Given instruction: In the listing below, identify each line with the word "content" and return those lines.

Collected data
## begin

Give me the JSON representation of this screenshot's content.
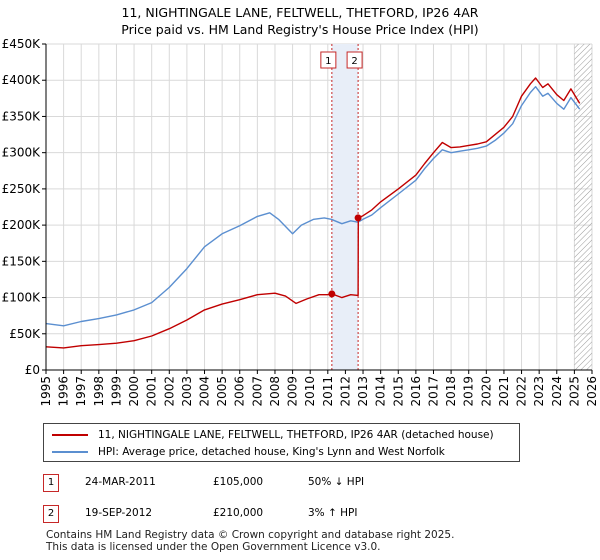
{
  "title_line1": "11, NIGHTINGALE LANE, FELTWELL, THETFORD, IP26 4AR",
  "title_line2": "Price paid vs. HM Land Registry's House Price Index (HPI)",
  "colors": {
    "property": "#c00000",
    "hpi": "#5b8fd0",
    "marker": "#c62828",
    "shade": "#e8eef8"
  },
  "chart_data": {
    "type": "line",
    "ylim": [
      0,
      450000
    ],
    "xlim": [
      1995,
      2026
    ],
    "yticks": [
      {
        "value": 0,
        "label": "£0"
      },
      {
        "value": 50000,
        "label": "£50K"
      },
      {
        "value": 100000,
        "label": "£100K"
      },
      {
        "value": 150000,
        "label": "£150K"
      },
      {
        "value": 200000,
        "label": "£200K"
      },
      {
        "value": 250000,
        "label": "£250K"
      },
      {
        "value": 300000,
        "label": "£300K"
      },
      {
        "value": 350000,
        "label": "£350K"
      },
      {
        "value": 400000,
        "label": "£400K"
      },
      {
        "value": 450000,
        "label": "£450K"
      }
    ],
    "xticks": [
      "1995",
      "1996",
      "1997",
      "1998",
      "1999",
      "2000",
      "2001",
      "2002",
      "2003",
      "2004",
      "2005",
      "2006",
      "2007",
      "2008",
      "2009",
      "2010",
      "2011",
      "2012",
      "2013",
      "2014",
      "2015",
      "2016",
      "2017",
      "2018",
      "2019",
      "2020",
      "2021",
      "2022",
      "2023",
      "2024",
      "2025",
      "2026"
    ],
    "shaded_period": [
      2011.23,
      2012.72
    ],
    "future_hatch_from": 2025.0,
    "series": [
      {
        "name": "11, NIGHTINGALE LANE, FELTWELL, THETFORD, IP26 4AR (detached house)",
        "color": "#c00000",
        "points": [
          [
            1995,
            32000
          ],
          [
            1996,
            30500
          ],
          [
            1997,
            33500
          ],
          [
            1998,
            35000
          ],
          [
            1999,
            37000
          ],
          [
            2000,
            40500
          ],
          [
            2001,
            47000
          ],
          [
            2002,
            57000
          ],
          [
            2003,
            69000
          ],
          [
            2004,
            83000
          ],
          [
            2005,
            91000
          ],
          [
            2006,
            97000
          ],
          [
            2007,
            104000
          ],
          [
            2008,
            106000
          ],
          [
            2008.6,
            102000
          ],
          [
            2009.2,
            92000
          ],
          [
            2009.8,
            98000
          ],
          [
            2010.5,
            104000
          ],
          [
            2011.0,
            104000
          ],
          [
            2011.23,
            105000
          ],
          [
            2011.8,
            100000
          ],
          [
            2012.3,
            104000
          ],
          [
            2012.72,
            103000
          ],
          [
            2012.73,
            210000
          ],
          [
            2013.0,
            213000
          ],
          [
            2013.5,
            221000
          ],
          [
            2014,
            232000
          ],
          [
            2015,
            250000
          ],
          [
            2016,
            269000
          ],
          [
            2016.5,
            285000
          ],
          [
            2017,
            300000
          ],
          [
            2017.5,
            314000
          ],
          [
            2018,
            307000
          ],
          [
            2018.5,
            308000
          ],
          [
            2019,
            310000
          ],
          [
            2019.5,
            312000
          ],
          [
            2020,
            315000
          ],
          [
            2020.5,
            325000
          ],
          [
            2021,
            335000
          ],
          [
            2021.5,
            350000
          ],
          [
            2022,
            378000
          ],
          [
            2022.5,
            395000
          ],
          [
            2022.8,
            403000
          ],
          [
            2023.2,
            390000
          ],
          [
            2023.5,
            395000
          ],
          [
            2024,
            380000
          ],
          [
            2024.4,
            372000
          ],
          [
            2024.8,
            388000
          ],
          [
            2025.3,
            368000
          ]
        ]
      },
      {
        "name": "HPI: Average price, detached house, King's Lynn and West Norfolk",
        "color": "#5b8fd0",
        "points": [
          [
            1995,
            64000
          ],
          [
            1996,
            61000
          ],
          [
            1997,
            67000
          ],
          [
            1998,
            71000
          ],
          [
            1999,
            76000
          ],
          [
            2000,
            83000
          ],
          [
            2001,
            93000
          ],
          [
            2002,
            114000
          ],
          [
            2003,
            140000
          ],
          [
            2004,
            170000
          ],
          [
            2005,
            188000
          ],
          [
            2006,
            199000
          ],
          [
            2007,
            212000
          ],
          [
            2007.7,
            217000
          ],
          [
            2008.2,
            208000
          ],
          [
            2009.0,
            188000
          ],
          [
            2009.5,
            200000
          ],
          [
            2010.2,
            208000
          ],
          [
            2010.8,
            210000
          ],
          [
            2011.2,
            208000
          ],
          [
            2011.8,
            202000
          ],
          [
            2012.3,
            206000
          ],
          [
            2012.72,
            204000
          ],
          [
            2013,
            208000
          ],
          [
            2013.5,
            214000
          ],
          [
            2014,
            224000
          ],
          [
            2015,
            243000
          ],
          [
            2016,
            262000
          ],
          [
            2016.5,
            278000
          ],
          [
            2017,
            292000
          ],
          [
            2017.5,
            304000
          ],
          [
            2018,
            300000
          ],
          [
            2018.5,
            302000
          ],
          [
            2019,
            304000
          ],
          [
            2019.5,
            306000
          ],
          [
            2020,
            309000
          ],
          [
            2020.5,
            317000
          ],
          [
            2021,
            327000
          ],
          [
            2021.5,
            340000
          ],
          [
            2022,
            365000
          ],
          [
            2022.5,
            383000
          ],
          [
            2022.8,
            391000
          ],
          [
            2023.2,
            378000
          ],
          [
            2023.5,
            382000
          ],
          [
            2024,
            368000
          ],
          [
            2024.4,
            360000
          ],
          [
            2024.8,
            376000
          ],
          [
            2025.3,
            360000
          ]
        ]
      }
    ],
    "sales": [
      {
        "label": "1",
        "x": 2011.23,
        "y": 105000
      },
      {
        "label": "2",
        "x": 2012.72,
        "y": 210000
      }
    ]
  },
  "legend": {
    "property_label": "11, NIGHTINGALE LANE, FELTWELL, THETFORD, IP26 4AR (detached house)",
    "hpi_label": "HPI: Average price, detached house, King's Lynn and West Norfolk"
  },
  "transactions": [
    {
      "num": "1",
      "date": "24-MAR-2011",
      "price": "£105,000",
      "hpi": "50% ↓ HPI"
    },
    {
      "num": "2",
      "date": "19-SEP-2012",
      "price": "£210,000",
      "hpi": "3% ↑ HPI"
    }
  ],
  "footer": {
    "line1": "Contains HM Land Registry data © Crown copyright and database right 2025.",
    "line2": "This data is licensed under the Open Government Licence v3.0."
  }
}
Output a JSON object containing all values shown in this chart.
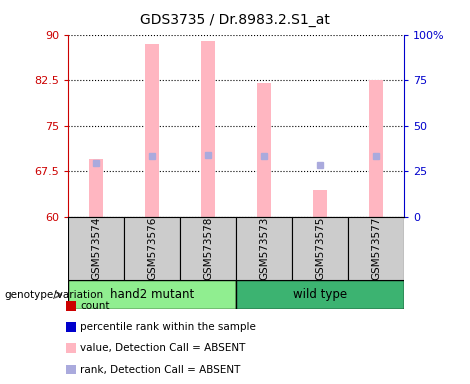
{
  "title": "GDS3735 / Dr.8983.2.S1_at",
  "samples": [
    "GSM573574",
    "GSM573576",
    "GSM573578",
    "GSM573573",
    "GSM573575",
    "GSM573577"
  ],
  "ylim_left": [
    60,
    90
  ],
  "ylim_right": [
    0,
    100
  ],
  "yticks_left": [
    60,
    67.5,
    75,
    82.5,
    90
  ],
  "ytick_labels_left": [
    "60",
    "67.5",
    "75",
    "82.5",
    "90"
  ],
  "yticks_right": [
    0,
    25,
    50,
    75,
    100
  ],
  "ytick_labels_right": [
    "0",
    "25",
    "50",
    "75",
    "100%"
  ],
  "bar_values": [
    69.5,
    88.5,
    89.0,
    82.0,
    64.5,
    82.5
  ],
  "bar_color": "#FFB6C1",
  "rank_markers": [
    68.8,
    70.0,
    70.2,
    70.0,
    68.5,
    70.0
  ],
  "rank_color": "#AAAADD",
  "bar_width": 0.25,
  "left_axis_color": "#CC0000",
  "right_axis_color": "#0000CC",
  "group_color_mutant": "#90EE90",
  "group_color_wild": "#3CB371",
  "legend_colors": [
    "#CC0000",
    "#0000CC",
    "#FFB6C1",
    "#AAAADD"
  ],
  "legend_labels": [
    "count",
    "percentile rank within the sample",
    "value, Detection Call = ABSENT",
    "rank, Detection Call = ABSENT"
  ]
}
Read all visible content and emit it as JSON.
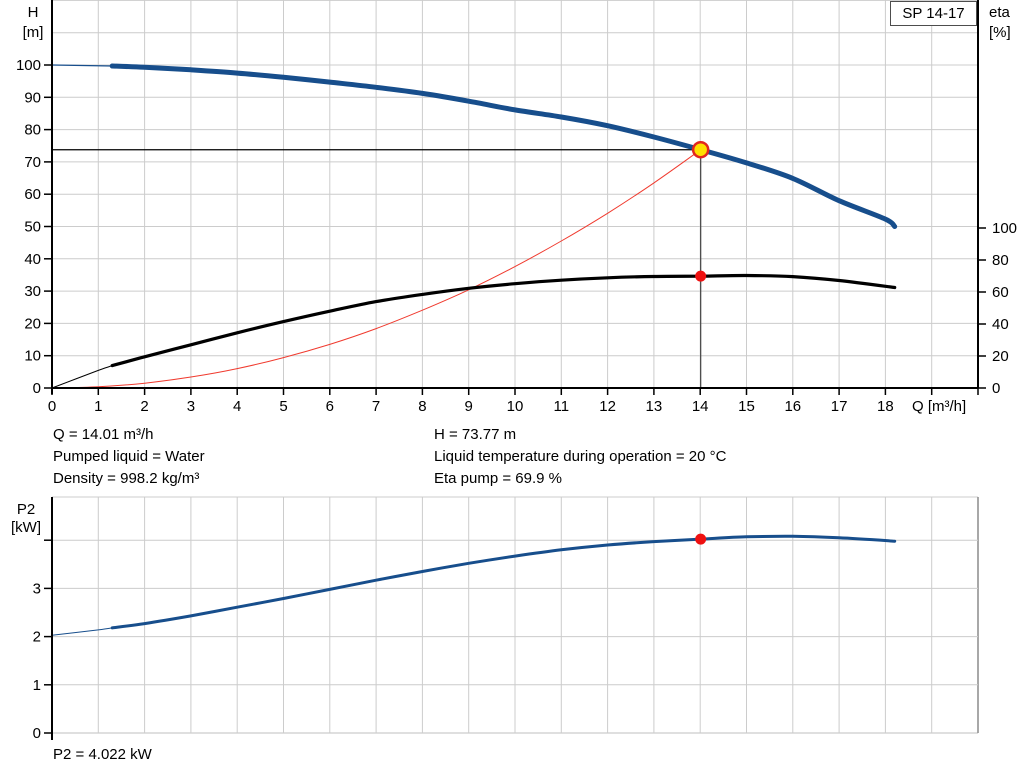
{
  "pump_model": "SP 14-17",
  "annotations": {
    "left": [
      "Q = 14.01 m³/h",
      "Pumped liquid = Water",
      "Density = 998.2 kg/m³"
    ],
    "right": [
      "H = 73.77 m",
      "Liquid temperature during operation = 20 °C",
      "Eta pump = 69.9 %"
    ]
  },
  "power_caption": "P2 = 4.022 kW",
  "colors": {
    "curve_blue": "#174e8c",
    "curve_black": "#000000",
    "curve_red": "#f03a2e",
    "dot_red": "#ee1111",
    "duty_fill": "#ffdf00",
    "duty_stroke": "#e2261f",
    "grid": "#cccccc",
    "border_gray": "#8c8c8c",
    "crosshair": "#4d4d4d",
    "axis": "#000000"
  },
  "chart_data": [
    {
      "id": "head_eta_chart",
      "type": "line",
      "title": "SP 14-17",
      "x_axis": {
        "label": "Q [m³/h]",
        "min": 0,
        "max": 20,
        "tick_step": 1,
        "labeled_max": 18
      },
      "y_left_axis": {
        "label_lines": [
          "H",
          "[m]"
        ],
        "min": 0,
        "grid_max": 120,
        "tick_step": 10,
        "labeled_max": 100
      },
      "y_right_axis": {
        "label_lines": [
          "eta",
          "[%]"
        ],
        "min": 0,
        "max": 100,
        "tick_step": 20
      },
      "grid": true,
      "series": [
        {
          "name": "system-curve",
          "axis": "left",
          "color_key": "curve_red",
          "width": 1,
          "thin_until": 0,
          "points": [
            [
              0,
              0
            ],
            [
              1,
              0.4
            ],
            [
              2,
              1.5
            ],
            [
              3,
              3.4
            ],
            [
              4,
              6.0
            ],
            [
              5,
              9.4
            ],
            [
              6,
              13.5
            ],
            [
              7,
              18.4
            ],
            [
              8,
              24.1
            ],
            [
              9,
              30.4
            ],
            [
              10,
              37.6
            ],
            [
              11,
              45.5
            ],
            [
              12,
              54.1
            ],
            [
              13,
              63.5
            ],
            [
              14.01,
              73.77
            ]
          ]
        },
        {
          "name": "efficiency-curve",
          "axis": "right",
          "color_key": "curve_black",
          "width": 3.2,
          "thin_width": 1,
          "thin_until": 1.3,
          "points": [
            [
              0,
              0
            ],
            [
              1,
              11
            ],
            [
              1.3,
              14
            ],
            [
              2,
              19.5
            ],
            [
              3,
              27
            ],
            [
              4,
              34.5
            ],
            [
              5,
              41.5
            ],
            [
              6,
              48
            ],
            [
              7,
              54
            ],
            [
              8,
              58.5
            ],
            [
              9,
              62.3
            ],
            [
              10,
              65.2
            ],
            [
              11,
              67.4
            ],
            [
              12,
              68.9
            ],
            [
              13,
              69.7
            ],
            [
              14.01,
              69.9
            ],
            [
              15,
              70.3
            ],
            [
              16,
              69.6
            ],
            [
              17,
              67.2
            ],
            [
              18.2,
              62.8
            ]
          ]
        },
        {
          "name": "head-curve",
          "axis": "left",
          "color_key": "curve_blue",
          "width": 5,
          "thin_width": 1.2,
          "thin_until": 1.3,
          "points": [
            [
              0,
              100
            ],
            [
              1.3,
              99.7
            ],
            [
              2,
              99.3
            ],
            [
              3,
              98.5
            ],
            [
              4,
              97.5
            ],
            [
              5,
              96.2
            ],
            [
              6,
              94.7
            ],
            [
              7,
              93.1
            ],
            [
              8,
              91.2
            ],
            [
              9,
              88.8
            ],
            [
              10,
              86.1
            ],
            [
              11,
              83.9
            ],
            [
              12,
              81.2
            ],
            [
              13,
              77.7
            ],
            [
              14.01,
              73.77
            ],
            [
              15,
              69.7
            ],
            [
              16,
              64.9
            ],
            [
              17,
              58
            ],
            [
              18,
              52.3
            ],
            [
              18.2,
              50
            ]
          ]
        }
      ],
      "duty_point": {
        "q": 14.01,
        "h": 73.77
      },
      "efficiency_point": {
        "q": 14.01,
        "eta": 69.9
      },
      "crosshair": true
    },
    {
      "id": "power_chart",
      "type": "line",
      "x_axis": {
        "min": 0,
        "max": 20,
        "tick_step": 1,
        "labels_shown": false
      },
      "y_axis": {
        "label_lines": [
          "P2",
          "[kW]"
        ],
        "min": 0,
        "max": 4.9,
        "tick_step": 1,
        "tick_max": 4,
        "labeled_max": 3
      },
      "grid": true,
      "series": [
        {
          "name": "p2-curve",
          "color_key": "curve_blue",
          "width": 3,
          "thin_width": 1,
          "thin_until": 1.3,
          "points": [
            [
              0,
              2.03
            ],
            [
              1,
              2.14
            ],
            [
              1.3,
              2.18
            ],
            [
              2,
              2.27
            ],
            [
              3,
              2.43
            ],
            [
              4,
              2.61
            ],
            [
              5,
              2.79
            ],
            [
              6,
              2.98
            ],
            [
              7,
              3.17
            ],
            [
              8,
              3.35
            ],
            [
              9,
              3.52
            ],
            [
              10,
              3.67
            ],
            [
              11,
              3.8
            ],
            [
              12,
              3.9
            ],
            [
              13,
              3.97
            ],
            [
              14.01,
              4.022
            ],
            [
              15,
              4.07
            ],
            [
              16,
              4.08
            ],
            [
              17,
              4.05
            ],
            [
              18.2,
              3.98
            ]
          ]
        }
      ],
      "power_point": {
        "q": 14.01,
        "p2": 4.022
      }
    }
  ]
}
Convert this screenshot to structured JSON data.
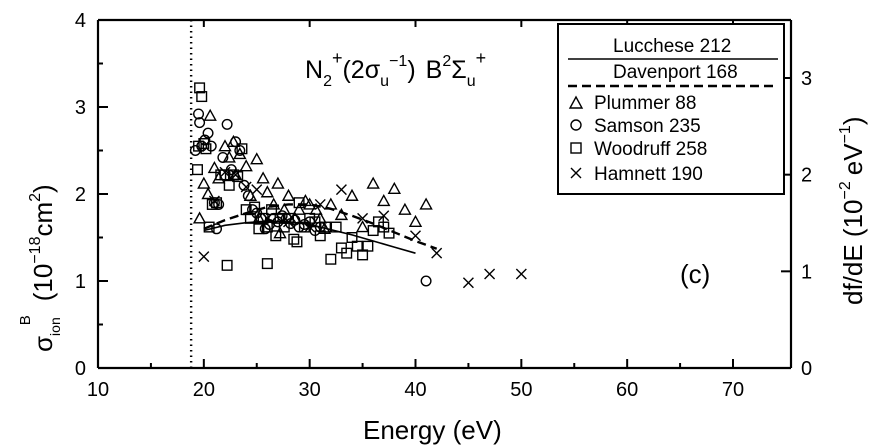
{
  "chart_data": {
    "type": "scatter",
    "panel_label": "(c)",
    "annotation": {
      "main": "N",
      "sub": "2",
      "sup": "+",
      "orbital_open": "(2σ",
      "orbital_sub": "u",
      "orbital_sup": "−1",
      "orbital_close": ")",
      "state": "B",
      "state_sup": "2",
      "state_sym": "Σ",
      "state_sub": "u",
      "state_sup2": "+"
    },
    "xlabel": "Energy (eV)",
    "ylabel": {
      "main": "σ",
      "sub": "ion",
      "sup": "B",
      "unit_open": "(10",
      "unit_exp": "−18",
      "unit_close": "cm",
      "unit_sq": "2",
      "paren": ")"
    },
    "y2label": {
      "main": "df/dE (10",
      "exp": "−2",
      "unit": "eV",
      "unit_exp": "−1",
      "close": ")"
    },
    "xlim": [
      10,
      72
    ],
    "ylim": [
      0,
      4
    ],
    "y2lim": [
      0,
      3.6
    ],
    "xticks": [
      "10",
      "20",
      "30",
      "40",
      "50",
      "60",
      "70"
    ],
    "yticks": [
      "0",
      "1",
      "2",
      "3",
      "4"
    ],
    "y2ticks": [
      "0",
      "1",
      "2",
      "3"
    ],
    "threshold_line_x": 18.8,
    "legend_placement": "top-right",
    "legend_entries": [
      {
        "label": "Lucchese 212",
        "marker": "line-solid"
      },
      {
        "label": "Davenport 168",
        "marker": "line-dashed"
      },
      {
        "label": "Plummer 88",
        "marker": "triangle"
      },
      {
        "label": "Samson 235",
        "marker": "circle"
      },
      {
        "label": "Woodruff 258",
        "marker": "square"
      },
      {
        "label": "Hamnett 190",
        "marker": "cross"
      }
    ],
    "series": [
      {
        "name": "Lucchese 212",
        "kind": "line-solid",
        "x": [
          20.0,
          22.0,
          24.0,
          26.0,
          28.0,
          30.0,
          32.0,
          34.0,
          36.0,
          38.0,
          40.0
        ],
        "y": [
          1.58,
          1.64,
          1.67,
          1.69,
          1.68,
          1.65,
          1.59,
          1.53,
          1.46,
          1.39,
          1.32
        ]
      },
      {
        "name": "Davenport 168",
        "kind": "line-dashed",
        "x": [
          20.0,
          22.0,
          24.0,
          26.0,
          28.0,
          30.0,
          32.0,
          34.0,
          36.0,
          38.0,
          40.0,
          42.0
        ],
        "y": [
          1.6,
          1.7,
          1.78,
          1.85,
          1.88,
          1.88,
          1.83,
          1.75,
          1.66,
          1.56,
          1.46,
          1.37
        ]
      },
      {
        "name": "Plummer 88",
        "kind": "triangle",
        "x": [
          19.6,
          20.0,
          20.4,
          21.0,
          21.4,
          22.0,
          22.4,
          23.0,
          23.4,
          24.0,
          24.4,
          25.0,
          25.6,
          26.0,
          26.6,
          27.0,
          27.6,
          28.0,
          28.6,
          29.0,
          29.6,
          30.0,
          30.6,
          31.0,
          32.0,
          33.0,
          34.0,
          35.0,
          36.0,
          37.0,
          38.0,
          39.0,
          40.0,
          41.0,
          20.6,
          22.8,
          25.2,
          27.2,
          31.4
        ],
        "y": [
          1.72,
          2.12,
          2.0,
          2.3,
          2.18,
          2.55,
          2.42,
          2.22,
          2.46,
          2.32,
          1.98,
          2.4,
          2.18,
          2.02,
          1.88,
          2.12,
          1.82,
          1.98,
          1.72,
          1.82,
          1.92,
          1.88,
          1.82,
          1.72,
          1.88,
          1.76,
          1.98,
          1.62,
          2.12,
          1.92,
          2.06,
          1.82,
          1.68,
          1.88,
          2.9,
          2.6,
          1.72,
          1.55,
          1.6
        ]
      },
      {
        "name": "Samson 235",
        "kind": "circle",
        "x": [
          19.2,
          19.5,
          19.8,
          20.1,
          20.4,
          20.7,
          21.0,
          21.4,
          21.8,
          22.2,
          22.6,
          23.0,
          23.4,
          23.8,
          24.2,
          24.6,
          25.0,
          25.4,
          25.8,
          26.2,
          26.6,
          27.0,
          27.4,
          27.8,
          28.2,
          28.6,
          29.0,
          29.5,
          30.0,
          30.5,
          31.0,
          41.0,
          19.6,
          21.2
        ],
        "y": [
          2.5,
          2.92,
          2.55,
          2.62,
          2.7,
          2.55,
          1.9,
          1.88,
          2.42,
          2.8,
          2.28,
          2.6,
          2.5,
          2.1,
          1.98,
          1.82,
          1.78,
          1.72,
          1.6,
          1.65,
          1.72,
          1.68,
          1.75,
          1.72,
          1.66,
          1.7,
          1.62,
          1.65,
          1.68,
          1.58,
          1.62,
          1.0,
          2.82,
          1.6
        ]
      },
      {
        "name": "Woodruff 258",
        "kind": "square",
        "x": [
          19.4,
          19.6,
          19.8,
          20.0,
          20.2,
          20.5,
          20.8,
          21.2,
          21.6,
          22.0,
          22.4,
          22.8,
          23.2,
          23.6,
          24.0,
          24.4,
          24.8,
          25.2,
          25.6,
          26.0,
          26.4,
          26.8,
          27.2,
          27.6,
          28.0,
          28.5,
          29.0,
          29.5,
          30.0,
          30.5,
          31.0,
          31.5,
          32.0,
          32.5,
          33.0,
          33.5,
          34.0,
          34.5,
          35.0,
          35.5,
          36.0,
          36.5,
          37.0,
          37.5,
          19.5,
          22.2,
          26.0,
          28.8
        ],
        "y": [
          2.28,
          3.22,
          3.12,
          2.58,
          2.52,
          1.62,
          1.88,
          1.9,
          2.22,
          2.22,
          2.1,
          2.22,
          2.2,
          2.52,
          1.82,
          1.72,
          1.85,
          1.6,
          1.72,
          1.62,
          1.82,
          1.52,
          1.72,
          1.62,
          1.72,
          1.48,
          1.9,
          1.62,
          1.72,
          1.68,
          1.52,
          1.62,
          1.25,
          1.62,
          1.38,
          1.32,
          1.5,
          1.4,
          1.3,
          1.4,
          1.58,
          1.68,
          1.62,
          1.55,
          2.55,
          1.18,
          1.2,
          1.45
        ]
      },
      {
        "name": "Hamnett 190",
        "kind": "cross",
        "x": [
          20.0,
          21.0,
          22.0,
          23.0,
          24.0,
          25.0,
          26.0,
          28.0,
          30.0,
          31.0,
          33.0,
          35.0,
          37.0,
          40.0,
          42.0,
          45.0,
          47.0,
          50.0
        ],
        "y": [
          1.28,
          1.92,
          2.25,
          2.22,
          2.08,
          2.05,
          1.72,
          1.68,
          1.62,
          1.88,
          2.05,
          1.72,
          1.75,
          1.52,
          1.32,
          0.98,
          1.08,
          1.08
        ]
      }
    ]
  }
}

## end

Full response:
Give me the JSON representation of this screenshot's content.
Read all visible content and emit it as JSON.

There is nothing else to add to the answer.